## Description of the task
Reproduce the text on early versus delayed Ocrevus treatment in PPMS word for word.

## Text section
============
Those results showed that, after eight years, PPMS patients who started on Ocrevus straight away had a significantly lower risk of confirmed disability progression compared with those beginning treatment two years later. Specifically, those given early Ocrevus saw their CDP-9HPT — the 9-hole peg test scores — reduced by 34%, and their CDP-EDSS, or scores on the expanded disability status scale, lowered by 29%. Scores on repeated CDP-EDSS were reduced 24%.

Early Ocrevus treatment also was associated with a 33% lower risk of requiring a wheelchair relative to delayed therapy, but this difference failed to reach statistical significance.

While the curves of disability progression “trend to track together” in the extension phase, “they never converge,” Wolinsky said, meaning that, as in relapsing MS, PPMS patients receiving delayed Ocrevus treatment do not catch up with those given the Genentech therapy from the start.

“My colleagues and I are grateful for the patients and their families, without whose sacrifices new therapies can never be achieved,” Wolinsky concluded.

Overall, data from all three trials suggest that Ocrevus effectively lowers the risk of disability and disease progression in both relapsing MS and PPMS, and that earlier and continuous use brings greater benefit.

Importantly, Ocrevus’ safety profile with longer-term use was consistent with that reported in the trials’ first two years, according to data presented by Stephen Hauser, MD, of the University of California, San Francisco. His poster was titled “Safety of ocrelizumab in multiple sclerosis: updated analysis in patients with relapsing and primary progressive multiple sclerosis.”
============
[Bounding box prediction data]

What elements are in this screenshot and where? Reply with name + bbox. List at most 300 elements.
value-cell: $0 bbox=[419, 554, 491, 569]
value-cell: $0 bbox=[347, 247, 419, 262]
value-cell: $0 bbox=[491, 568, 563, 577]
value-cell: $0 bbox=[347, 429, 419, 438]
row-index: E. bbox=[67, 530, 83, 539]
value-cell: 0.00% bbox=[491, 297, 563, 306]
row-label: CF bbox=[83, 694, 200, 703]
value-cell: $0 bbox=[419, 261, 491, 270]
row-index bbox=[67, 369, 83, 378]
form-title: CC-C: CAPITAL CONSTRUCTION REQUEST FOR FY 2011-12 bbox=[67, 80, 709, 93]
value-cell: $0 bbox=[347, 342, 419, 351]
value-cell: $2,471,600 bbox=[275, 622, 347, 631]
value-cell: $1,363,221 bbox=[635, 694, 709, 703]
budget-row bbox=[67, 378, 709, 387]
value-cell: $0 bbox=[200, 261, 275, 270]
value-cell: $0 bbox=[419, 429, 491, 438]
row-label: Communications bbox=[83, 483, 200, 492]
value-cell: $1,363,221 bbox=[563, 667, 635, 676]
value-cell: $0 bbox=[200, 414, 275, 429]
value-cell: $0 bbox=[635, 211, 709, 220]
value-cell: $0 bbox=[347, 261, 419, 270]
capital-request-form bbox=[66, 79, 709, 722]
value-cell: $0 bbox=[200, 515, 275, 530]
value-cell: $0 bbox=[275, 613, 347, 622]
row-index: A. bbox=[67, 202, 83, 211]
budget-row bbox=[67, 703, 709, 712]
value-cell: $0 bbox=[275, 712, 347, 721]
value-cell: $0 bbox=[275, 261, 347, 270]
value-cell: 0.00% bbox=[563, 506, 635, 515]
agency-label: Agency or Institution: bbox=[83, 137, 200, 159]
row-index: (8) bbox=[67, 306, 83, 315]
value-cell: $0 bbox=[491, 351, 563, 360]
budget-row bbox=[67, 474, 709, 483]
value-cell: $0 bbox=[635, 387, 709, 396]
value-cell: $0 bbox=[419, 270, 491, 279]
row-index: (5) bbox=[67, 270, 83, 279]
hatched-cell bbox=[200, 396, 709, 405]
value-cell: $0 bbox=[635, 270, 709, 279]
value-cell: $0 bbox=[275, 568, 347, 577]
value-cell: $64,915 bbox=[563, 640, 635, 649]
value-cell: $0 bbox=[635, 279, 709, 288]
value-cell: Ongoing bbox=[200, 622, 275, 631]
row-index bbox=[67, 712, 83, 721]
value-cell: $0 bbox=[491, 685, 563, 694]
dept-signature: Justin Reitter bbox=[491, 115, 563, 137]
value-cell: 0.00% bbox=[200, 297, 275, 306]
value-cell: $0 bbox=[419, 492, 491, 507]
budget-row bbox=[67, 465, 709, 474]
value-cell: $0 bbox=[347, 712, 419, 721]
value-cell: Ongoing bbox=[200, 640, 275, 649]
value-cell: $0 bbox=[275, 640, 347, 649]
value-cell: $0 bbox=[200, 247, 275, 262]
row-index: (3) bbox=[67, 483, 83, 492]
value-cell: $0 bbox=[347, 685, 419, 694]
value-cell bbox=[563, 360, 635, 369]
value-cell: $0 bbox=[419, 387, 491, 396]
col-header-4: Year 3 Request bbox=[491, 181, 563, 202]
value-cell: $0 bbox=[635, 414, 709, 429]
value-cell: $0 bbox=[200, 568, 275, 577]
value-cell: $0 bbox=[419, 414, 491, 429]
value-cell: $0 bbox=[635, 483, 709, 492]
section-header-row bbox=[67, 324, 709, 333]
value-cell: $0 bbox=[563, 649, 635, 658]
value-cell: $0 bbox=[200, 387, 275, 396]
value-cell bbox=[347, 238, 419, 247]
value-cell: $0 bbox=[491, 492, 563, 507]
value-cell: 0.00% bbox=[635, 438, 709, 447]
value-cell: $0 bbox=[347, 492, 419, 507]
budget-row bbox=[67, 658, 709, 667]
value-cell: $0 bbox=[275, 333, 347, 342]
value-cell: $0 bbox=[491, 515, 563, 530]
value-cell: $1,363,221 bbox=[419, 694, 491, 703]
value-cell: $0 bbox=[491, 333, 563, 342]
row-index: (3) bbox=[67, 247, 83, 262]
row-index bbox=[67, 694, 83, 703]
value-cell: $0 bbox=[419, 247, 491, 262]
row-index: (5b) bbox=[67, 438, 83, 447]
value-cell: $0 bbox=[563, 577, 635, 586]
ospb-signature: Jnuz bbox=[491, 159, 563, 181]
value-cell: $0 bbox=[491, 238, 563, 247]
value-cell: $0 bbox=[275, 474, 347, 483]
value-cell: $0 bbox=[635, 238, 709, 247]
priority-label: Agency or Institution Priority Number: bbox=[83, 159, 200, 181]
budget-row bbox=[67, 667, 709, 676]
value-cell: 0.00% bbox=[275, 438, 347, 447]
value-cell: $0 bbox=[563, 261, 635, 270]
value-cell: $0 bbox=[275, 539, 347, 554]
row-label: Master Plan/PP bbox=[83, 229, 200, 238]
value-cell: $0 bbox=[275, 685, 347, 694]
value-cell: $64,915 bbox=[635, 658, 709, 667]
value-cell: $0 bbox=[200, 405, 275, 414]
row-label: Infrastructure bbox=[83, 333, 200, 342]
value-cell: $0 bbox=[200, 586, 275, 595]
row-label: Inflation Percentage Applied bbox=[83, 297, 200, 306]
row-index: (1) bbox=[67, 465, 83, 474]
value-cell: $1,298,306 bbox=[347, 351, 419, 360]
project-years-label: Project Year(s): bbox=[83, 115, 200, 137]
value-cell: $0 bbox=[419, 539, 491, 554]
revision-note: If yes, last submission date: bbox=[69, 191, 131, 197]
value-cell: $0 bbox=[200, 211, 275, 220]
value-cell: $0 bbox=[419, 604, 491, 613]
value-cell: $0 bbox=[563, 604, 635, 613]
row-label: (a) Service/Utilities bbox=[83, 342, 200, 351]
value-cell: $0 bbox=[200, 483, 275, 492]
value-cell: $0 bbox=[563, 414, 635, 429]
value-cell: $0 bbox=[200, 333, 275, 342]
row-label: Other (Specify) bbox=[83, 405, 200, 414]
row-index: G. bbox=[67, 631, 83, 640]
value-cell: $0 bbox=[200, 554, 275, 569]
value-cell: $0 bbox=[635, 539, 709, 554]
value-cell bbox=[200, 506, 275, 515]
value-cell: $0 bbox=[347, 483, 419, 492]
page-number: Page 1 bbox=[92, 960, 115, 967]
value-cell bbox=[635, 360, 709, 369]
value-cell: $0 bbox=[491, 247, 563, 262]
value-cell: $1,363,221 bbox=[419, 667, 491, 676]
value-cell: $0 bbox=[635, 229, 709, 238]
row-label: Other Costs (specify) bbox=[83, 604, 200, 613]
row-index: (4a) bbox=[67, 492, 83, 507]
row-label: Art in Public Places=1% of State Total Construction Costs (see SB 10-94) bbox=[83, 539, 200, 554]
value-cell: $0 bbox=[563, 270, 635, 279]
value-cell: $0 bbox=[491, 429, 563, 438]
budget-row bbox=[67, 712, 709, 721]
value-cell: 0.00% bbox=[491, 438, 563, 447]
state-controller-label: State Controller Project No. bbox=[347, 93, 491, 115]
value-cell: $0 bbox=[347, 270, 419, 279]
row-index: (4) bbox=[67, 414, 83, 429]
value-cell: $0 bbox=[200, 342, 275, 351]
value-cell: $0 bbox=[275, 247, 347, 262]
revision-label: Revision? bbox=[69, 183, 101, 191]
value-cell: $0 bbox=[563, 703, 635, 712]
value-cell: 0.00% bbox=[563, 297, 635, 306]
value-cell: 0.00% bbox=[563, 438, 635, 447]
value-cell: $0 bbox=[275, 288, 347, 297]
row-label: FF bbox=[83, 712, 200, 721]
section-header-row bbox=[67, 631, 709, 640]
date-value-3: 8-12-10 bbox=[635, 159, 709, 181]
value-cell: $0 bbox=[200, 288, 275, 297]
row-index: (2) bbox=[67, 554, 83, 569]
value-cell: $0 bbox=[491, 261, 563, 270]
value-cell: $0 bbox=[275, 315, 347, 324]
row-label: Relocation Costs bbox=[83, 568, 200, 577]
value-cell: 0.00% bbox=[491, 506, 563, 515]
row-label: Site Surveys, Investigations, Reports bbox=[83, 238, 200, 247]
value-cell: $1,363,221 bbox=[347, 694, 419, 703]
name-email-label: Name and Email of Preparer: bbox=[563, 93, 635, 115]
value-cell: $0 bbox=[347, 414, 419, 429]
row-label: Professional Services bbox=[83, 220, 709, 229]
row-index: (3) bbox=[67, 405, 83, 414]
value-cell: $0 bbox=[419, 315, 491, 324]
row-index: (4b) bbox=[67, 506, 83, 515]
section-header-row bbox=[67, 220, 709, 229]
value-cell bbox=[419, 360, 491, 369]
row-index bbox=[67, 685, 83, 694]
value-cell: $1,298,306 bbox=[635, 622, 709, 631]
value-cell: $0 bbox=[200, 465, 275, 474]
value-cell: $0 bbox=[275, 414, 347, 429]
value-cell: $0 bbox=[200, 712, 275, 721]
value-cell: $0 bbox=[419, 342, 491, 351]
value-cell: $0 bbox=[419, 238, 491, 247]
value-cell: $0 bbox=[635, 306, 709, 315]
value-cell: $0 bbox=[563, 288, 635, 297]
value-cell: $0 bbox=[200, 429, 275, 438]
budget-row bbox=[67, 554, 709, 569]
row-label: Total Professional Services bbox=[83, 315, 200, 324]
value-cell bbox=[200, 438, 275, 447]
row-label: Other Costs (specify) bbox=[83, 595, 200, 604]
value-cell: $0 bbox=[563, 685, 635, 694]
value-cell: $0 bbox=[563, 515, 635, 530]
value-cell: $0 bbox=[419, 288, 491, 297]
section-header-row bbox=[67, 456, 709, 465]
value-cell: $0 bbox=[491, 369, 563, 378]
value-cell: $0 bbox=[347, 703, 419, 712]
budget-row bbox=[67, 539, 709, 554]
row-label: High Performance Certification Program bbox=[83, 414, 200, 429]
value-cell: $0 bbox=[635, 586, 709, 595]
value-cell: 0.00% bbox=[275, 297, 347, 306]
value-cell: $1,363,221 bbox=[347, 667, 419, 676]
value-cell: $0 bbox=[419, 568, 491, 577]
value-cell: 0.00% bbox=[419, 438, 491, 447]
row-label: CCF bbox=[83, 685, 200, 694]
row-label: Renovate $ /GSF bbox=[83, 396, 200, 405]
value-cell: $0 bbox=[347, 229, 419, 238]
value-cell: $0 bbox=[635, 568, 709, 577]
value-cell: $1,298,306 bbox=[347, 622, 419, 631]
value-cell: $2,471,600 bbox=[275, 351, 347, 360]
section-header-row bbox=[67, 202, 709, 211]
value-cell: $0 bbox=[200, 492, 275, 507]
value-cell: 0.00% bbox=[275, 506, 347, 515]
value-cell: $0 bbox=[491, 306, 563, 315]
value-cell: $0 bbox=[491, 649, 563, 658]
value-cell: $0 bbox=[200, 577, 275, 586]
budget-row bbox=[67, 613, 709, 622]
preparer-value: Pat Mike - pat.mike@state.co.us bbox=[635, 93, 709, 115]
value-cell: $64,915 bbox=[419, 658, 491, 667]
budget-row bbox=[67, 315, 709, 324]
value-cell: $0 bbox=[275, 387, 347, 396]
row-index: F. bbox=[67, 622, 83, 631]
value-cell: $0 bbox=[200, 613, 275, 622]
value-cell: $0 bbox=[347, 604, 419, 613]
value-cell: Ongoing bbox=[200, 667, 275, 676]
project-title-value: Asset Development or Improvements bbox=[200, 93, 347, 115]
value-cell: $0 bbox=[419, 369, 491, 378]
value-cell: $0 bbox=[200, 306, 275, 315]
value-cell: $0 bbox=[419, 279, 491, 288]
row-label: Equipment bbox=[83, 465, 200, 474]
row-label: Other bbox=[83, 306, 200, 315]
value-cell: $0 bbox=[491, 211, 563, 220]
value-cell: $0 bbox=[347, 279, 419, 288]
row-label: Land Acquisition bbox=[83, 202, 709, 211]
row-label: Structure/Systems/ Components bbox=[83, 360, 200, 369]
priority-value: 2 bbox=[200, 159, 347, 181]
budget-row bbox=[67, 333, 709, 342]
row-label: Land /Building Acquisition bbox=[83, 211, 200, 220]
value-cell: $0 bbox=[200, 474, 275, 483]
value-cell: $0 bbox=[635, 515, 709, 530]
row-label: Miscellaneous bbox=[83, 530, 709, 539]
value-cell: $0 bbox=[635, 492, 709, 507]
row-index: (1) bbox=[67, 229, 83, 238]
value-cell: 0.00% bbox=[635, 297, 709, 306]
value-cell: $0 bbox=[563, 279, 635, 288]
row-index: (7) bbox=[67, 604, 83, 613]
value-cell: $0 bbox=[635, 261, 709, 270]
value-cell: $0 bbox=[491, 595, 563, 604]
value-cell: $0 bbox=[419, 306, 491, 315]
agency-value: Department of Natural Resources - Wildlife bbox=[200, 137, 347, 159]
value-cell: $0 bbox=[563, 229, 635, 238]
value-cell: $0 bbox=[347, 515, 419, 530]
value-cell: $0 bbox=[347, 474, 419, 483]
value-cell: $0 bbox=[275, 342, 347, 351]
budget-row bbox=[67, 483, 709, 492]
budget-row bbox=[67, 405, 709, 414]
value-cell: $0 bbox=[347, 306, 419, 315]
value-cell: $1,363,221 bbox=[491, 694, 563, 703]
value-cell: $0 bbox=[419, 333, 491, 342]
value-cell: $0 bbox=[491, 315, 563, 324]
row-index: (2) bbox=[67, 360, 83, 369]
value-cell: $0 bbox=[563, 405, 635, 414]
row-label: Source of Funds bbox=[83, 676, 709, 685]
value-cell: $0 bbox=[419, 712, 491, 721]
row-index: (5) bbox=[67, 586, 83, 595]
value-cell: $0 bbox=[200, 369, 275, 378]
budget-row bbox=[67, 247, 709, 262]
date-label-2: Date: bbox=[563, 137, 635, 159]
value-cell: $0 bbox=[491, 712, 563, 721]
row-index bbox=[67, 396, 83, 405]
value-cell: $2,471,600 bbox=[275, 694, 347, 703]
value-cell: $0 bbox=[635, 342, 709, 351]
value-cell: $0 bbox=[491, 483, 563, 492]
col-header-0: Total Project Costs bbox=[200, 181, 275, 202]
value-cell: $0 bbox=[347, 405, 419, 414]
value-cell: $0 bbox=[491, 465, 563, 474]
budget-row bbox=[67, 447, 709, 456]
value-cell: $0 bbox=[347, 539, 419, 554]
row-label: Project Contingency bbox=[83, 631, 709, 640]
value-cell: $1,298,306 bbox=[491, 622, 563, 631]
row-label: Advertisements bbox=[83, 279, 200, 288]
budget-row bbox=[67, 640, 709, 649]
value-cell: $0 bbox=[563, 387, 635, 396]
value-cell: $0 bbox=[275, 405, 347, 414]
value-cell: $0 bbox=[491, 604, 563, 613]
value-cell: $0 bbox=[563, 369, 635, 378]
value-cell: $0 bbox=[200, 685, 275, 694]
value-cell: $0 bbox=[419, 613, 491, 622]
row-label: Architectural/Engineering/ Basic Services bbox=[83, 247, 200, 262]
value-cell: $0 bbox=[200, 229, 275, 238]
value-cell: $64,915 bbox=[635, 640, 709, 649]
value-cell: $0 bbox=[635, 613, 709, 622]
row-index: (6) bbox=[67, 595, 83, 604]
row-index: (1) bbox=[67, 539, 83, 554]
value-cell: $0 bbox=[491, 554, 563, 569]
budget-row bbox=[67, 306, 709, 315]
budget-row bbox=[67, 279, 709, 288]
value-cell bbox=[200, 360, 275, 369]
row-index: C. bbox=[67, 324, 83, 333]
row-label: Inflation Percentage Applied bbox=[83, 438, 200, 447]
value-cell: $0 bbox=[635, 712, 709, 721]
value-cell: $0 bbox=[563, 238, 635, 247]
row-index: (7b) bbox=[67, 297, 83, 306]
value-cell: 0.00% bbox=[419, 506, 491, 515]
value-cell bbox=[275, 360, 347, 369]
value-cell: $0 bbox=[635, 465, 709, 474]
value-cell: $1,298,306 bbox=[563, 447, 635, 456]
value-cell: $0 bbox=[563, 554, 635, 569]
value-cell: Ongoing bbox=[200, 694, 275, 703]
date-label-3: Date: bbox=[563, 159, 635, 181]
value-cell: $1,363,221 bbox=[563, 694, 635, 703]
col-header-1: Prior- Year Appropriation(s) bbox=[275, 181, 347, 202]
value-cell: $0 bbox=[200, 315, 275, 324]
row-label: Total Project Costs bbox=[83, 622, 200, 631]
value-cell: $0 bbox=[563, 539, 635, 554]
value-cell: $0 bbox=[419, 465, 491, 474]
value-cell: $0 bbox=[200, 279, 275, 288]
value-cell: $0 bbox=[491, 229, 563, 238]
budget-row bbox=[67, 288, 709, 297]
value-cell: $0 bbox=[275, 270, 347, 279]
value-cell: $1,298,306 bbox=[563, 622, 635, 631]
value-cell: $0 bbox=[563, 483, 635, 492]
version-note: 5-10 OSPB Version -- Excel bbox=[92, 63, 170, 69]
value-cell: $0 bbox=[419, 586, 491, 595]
============
## Task answer
Those results showed that, after eight years, PPMS patients who started on Ocrevus straight away had a significantly lower risk of confirmed disability progression compared with those beginning treatment two years later. Specifically, those given early Ocrevus saw their CDP-9HPT — the 9-hole peg test scores — reduced by 34%, and their CDP-EDSS, or scores on the expanded disability status scale, lowered by 29%. Scores on repeated CDP-EDSS were reduced 24%.

Early Ocrevus treatment also was associated with a 33% lower risk of requiring a wheelchair relative to delayed therapy, but this difference failed to reach statistical significance.

While the curves of disability progression “trend to track together” in the extension phase, “they never converge,” Wolinsky said, meaning that, as in relapsing MS, PPMS patients receiving delayed Ocrevus treatment do not catch up with those given the Genentech therapy from the start.

“My colleagues and I are grateful for the patients and their families, without whose sacrifices new therapies can never be achieved,” Wolinsky concluded.

Overall, data from all three trials suggest that Ocrevus effectively lowers the risk of disability and disease progression in both relapsing MS and PPMS, and that earlier and continuous use brings greater benefit.

Importantly, Ocrevus’ safety profile with longer-term use was consistent with that reported in the trials’ first two years, according to data presented by Stephen Hauser, MD, of the University of California, San Francisco. His poster was titled “Safety of ocrelizumab in multiple sclerosis: updated analysis in patients with relapsing and primary progressive multiple sclerosis.”